We’ve learned a lot about consciously building culture as the company has grown from awesome companies like Zappos and Google.
Here are some of the things iContact does to help us live up to our tribal traits:
Fun, creative, & energetic:
- We have Cool benefits like monthly massages for employees, free drinks, monthly lunches, annual car washes (along with the standard health, 401(k) matching, and options)
- We hold a quarterly high-energy team kick-off with costumes to share, align, and celebrate
- We hold new employee graduations in full regalia with pomp and circumstance
- We have a 17′ slide that goes from the game room to the product and marketing area
- We divided our two floors into the northern and southern hemispheres (with the slide between them). The continents of Africa and South America are on floor two and Europe and North America are on floor three. Each continent has four region. Each region has a team leader. Each regional area has designed their space and conference rooms to be representative of their region of the world including turning cubes into African huts in the Serengeti and mounting taxidermied moose in Eastern Canada.
Challenging
- To work at iContact you must be passionate about serving the customer and working hard. We are a high-growth internet company and recruit the best and brightest. We very much are a performance-based meritocracy and those who perform well stay and grow.
Community-oriented
- We are a purpose-driven company and B Corporation
- We have a 4-1s Corporate Social Responsibility Program. We give 1% of equity, 1% of product, 1% of payroll, and 1% of time back to the community.
- We give each employee an added 2.5 days off every year to volunteer in the community, tracked via a tool called VolunteerForce
Define The Actions That Support Your Values
In our annual performance review process and in every coaching conversation we refer to our values and give each employee a 1-4 ranking on how they are doing in living up to the value. (1=red, 2=yellow, 3=green, 4=supergreen).
Noting that some of these are aspirational and still being perfected, other actions that we work on taking at iContact to support our WOWME values are:
Supporting Actions to Wow the Customer
- We work to create an unforgettable overall customer experience.
- We take complicated things and make them simple through design and UI.
- We make the product experience unforgettable.
- We make the service experience unforgettable.
- We work to highlight the customer’s success in everything that we do.
Supporting Actions to: Operate with Urgency
- We use the agile development methodology on a ten week release cycle so we can get new features to market quickly.
Supporting Actions to Work Without Mediocrity
- We put out quality work that is engineered for scale.
- We put every new team member through company training and product training to share with them our values.
- Every year all new managers go through our Managerial and Leadership Training (MALT) Program.
- We don’t accept mediocrity as leaders and managers.
- We move people out of the organization that are not performing well.
Supporting Actions to Make a Positive Wake (similar to actions to making us community-oriented)
- We ensure team members build people up
- We are a purpose-driven company and B Corporation
- We give back through the 4-1s and VolunteerForce
- Our employees receive an extra 2.5 days of PTO for volunteering each year
- Our internal and external communications are fun, creative, and energetic
- We have a slide in the office and decorate the office like our sixteen geographic regions to further creative thinking
Supporting Actions to: Engage as an owner
- Every employee receives options to be able to become a shareholder
- We act like owners because we are owners.
So what actions will you take to ensure you and your team members live your values?
In Summary
So, in review, the three step process to begin to define your company culture as CEO is:
- Define your unique tribal traits (UTTs)
- Define your values (precious unique behaviors)
- Define the actions you take to support your tribal traits and values.
What is your company culture like? What are your unique tribal traits? What are your values? And what actions will you be taking to define and build your company culture as you grow???

### REQUIRED WORK
a. From the excerpt on iContact's culture, quote the passage between "Challenging" and "stay and grow.", inclusive.
b. Answer these questions from the excerpt on iContact's culture:
(i) How long is the slide that runs from the game room to the product and marketing area?
(ii) How long is the release cycle used with the agile development methodology?
(iii) What color is paired with a ranking of 4 in the performance review?

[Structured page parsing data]
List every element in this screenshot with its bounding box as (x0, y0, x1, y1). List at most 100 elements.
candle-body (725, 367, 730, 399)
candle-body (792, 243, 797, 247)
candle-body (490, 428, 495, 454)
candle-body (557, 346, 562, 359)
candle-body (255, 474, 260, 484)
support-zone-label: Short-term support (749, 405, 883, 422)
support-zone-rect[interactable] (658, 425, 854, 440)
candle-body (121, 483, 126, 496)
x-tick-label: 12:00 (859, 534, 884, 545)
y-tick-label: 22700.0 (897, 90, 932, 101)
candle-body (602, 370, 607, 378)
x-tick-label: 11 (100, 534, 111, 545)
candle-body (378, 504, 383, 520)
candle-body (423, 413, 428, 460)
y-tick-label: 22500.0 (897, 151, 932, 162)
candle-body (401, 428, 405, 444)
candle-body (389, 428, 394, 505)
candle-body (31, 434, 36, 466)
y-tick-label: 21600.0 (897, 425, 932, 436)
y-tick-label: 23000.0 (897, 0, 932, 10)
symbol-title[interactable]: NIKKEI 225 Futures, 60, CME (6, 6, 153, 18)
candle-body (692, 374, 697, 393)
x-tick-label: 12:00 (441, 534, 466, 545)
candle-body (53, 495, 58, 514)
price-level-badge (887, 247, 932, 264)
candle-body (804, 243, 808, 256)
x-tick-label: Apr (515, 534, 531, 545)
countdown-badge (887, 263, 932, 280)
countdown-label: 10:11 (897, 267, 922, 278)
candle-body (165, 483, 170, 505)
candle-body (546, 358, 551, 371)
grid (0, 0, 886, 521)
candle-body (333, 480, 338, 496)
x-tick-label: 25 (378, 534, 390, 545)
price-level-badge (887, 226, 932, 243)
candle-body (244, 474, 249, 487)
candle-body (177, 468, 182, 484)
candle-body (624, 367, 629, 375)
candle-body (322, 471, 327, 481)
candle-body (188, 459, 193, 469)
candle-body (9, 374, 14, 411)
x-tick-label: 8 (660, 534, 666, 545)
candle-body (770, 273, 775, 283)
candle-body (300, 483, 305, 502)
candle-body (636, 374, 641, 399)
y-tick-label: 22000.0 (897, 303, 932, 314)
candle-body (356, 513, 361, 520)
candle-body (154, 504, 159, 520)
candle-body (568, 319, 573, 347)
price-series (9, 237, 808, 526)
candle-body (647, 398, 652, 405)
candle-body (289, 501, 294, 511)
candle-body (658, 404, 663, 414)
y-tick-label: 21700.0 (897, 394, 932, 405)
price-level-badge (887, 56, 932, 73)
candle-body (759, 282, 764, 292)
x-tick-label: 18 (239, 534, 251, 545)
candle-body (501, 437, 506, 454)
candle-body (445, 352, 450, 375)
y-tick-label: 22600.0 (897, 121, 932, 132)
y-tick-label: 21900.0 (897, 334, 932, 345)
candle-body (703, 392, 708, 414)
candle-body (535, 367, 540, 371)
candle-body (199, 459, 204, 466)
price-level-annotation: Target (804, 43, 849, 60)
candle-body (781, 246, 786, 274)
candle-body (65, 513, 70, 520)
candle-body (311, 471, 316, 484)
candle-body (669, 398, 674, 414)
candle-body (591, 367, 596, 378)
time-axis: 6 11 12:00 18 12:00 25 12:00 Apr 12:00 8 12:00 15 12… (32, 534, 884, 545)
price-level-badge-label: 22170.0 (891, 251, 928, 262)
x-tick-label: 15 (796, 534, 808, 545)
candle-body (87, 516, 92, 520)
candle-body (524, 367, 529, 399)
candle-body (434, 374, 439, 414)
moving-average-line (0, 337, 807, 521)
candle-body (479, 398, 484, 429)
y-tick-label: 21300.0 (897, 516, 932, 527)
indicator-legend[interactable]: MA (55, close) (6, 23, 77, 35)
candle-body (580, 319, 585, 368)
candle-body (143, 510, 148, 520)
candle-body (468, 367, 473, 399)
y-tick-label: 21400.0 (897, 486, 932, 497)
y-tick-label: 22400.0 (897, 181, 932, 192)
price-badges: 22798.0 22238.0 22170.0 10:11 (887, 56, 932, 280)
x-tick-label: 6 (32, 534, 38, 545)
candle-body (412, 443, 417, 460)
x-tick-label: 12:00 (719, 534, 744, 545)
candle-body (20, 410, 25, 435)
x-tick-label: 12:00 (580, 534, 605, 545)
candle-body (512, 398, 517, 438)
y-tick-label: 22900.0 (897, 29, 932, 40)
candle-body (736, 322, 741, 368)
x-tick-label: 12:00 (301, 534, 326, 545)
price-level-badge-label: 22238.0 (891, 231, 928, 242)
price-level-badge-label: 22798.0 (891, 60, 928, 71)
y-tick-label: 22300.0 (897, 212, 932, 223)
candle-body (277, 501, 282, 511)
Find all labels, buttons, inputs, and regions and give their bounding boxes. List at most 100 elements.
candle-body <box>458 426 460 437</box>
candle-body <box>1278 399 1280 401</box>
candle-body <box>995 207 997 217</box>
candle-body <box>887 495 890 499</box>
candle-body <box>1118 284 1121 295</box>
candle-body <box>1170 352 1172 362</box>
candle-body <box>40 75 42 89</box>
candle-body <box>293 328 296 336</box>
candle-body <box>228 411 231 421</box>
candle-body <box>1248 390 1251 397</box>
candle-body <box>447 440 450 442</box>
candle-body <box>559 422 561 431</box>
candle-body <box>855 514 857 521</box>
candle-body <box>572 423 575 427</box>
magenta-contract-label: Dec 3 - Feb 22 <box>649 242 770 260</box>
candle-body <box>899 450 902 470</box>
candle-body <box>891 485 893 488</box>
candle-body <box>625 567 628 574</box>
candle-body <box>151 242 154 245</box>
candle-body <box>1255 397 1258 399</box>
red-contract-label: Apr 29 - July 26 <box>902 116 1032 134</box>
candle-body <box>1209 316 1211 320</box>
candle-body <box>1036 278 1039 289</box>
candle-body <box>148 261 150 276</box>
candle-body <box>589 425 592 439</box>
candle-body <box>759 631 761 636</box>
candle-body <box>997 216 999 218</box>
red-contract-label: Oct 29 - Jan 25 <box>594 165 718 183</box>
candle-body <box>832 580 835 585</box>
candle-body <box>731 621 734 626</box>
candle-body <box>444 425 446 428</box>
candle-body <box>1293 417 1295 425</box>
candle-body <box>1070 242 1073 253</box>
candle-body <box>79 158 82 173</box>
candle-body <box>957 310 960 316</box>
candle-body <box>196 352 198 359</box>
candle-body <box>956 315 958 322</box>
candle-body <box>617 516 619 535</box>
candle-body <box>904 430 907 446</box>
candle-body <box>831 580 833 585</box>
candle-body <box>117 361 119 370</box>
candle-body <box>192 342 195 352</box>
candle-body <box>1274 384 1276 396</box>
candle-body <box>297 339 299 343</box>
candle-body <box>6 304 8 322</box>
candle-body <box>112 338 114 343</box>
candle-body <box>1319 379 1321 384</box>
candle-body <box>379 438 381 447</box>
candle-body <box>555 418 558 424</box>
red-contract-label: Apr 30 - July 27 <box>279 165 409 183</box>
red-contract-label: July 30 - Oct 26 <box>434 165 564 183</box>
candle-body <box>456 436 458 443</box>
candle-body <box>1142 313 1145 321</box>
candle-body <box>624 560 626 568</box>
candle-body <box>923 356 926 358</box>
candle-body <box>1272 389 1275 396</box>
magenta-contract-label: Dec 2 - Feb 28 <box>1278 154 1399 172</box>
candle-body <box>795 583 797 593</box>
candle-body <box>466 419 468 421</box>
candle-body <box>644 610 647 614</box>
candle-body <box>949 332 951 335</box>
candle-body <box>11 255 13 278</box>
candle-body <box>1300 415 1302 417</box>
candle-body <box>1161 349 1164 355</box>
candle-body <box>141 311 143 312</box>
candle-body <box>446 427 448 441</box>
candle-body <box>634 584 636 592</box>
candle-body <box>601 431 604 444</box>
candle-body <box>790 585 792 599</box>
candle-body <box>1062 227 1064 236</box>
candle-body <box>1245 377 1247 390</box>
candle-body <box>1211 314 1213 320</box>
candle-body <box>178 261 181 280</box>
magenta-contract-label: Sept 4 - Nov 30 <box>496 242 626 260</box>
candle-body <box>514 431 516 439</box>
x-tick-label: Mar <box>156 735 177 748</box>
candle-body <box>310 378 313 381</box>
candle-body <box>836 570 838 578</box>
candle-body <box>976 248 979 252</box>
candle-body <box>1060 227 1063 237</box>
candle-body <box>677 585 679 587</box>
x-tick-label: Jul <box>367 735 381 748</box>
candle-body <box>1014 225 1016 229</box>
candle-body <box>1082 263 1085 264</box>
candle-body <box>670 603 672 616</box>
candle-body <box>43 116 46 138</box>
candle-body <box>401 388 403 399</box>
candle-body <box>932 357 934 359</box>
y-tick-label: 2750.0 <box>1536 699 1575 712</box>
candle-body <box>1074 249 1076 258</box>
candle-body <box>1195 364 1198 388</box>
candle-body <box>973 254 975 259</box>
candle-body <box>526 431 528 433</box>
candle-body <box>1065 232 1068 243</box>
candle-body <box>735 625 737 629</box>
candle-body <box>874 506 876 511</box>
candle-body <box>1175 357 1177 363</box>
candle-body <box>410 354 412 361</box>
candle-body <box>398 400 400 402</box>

### OUTPUTS BY TASK
a.
Challenging
- To work at iContact you must be passionate about serving the customer and working hard. We are a high-growth internet company and recruit the best and brightest. We very much are a performance-based meritocracy and those who perform well stay and grow.

b.
(i) 17 feet.
(ii) Ten weeks.
(iii) Supergreen.